> Problem: Output every line of the data exactly as it appears.

***

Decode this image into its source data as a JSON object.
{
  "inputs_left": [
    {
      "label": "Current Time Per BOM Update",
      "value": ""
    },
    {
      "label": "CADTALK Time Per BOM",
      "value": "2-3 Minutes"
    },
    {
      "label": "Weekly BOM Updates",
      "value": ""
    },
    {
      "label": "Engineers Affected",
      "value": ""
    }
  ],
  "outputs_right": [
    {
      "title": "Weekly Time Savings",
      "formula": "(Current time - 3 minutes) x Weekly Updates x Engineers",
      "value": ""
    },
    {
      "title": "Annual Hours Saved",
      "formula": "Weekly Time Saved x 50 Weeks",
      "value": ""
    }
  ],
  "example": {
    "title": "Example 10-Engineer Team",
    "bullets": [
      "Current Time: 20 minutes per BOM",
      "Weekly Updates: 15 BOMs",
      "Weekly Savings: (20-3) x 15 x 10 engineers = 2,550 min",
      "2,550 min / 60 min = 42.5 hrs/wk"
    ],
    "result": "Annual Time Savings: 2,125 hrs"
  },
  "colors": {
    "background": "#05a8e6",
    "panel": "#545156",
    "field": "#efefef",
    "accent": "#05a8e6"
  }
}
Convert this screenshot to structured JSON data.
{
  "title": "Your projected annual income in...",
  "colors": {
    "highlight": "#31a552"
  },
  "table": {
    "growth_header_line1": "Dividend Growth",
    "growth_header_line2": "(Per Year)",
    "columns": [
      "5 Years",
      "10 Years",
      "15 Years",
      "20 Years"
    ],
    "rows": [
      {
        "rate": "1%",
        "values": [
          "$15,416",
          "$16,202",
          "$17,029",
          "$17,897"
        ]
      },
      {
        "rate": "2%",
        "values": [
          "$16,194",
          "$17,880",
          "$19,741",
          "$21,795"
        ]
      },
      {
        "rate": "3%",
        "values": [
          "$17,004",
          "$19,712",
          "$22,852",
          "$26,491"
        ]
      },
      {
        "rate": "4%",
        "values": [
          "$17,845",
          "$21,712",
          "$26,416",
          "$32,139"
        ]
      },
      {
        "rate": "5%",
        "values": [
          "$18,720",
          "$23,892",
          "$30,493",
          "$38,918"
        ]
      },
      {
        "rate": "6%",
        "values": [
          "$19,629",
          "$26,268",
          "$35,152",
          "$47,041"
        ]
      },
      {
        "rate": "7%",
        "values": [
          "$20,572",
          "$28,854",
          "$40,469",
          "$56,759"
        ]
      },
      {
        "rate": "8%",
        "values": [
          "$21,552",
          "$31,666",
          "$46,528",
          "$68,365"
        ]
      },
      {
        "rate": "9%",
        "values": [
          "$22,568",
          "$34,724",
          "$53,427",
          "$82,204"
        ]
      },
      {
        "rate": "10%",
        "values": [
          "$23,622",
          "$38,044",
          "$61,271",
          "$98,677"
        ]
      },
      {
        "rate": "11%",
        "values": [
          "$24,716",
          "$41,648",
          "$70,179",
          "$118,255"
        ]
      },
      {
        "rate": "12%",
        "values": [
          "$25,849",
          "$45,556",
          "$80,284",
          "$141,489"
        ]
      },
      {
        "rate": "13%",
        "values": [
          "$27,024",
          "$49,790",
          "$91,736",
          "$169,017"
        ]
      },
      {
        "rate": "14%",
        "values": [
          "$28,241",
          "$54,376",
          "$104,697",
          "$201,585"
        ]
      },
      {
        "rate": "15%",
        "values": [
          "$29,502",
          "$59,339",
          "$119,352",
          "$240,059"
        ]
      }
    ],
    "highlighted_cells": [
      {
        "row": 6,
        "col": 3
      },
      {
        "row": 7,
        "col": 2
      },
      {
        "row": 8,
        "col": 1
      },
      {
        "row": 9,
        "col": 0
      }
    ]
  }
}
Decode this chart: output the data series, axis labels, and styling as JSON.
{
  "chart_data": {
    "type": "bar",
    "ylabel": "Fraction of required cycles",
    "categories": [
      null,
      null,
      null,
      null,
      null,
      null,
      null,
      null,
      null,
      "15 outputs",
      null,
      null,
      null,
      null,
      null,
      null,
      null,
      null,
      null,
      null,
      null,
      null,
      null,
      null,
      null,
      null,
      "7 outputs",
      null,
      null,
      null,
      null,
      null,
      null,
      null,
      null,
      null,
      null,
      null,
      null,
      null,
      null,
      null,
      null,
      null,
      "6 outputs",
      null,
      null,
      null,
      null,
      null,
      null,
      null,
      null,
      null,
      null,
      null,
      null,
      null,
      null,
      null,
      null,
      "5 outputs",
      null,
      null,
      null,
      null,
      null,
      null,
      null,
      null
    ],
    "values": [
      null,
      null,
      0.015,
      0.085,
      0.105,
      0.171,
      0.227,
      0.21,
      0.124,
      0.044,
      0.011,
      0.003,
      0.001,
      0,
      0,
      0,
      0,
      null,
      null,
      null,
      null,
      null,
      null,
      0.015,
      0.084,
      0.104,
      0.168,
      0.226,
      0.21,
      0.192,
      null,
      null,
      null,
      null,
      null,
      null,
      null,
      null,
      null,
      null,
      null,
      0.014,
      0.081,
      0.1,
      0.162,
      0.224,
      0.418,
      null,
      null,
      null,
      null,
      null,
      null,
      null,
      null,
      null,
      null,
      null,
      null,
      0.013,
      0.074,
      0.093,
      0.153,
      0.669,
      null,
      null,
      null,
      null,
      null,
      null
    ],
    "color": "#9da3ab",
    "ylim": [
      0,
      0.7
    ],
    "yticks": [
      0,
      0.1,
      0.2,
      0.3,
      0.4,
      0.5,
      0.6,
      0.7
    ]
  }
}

***

> Reply:
Decode this image into its source data as a JSON object.
{
  "inputs_left": [
    {
      "label": "Current Time Per BOM Update",
      "value": ""
    },
    {
      "label": "CADTALK Time Per BOM",
      "value": "2-3 Minutes"
    },
    {
      "label": "Weekly BOM Updates",
      "value": ""
    },
    {
      "label": "Engineers Affected",
      "value": ""
    }
  ],
  "outputs_right": [
    {
      "title": "Weekly Time Savings",
      "formula": "(Current time - 3 minutes) x Weekly Updates x Engineers",
      "value": ""
    },
    {
      "title": "Annual Hours Saved",
      "formula": "Weekly Time Saved x 50 Weeks",
      "value": ""
    }
  ],
  "example": {
    "title": "Example 10-Engineer Team",
    "bullets": [
      "Current Time: 20 minutes per BOM",
      "Weekly Updates: 15 BOMs",
      "Weekly Savings: (20-3) x 15 x 10 engineers = 2,550 min",
      "2,550 min / 60 min = 42.5 hrs/wk"
    ],
    "result": "Annual Time Savings: 2,125 hrs"
  },
  "colors": {
    "background": "#05a8e6",
    "panel": "#545156",
    "field": "#efefef",
    "accent": "#05a8e6"
  }
}
Convert this screenshot to structured JSON data.
{
  "title": "Your projected annual income in...",
  "colors": {
    "highlight": "#31a552"
  },
  "table": {
    "growth_header_line1": "Dividend Growth",
    "growth_header_line2": "(Per Year)",
    "columns": [
      "5 Years",
      "10 Years",
      "15 Years",
      "20 Years"
    ],
    "rows": [
      {
        "rate": "1%",
        "values": [
          "$15,416",
          "$16,202",
          "$17,029",
          "$17,897"
        ]
      },
      {
        "rate": "2%",
        "values": [
          "$16,194",
          "$17,880",
          "$19,741",
          "$21,795"
        ]
      },
      {
        "rate": "3%",
        "values": [
          "$17,004",
          "$19,712",
          "$22,852",
          "$26,491"
        ]
      },
      {
        "rate": "4%",
        "values": [
          "$17,845",
          "$21,712",
          "$26,416",
          "$32,139"
        ]
      },
      {
        "rate": "5%",
        "values": [
          "$18,720",
          "$23,892",
          "$30,493",
          "$38,918"
        ]
      },
      {
        "rate": "6%",
        "values": [
          "$19,629",
          "$26,268",
          "$35,152",
          "$47,041"
        ]
      },
      {
        "rate": "7%",
        "values": [
          "$20,572",
          "$28,854",
          "$40,469",
          "$56,759"
        ]
      },
      {
        "rate": "8%",
        "values": [
          "$21,552",
          "$31,666",
          "$46,528",
          "$68,365"
        ]
      },
      {
        "rate": "9%",
        "values": [
          "$22,568",
          "$34,724",
          "$53,427",
          "$82,204"
        ]
      },
      {
        "rate": "10%",
        "values": [
          "$23,622",
          "$38,044",
          "$61,271",
          "$98,677"
        ]
      },
      {
        "rate": "11%",
        "values": [
          "$24,716",
          "$41,648",
          "$70,179",
          "$118,255"
        ]
      },
      {
        "rate": "12%",
        "values": [
          "$25,849",
          "$45,556",
          "$80,284",
          "$141,489"
        ]
      },
      {
        "rate": "13%",
        "values": [
          "$27,024",
          "$49,790",
          "$91,736",
          "$169,017"
        ]
      },
      {
        "rate": "14%",
        "values": [
          "$28,241",
          "$54,376",
          "$104,697",
          "$201,585"
        ]
      },
      {
        "rate": "15%",
        "values": [
          "$29,502",
          "$59,339",
          "$119,352",
          "$240,059"
        ]
      }
    ],
    "highlighted_cells": [
      {
        "row": 6,
        "col": 3
      },
      {
        "row": 7,
        "col": 2
      },
      {
        "row": 8,
        "col": 1
      },
      {
        "row": 9,
        "col": 0
      }
    ]
  }
}
Decode this chart: output the data series, axis labels, and styling as JSON.
{
  "chart_data": {
    "type": "bar",
    "ylabel": "Fraction of required cycles",
    "categories": [
      null,
      null,
      null,
      null,
      null,
      null,
      null,
      null,
      null,
      "15 outputs",
      null,
      null,
      null,
      null,
      null,
      null,
      null,
      null,
      null,
      null,
      null,
      null,
      null,
      null,
      null,
      null,
      "7 outputs",
      null,
      null,
      null,
      null,
      null,
      null,
      null,
      null,
      null,
      null,
      null,
      null,
      null,
      null,
      null,
      null,
      null,
      "6 outputs",
      null,
      null,
      null,
      null,
      null,
      null,
      null,
      null,
      null,
      null,
      null,
      null,
      null,
      null,
      null,
      null,
      "5 outputs",
      null,
      null,
      null,
      null,
      null,
      null,
      null,
      null
    ],
    "values": [
      null,
      null,
      0.015,
      0.085,
      0.105,
      0.171,
      0.227,
      0.21,
      0.124,
      0.044,
      0.011,
      0.003,
      0.001,
      0,
      0,
      0,
      0,
      null,
      null,
      null,
      null,
      null,
      null,
      0.015,
      0.084,
      0.104,
      0.168,
      0.226,
      0.21,
      0.192,
      null,
      null,
      null,
      null,
      null,
      null,
      null,
      null,
      null,
      null,
      null,
      0.014,
      0.081,
      0.1,
      0.162,
      0.224,
      0.418,
      null,
      null,
      null,
      null,
      null,
      null,
      null,
      null,
      null,
      null,
      null,
      null,
      0.013,
      0.074,
      0.093,
      0.153,
      0.669,
      null,
      null,
      null,
      null,
      null,
      null
    ],
    "color": "#9da3ab",
    "ylim": [
      0,
      0.7
    ],
    "yticks": [
      0,
      0.1,
      0.2,
      0.3,
      0.4,
      0.5,
      0.6,
      0.7
    ]
  }
}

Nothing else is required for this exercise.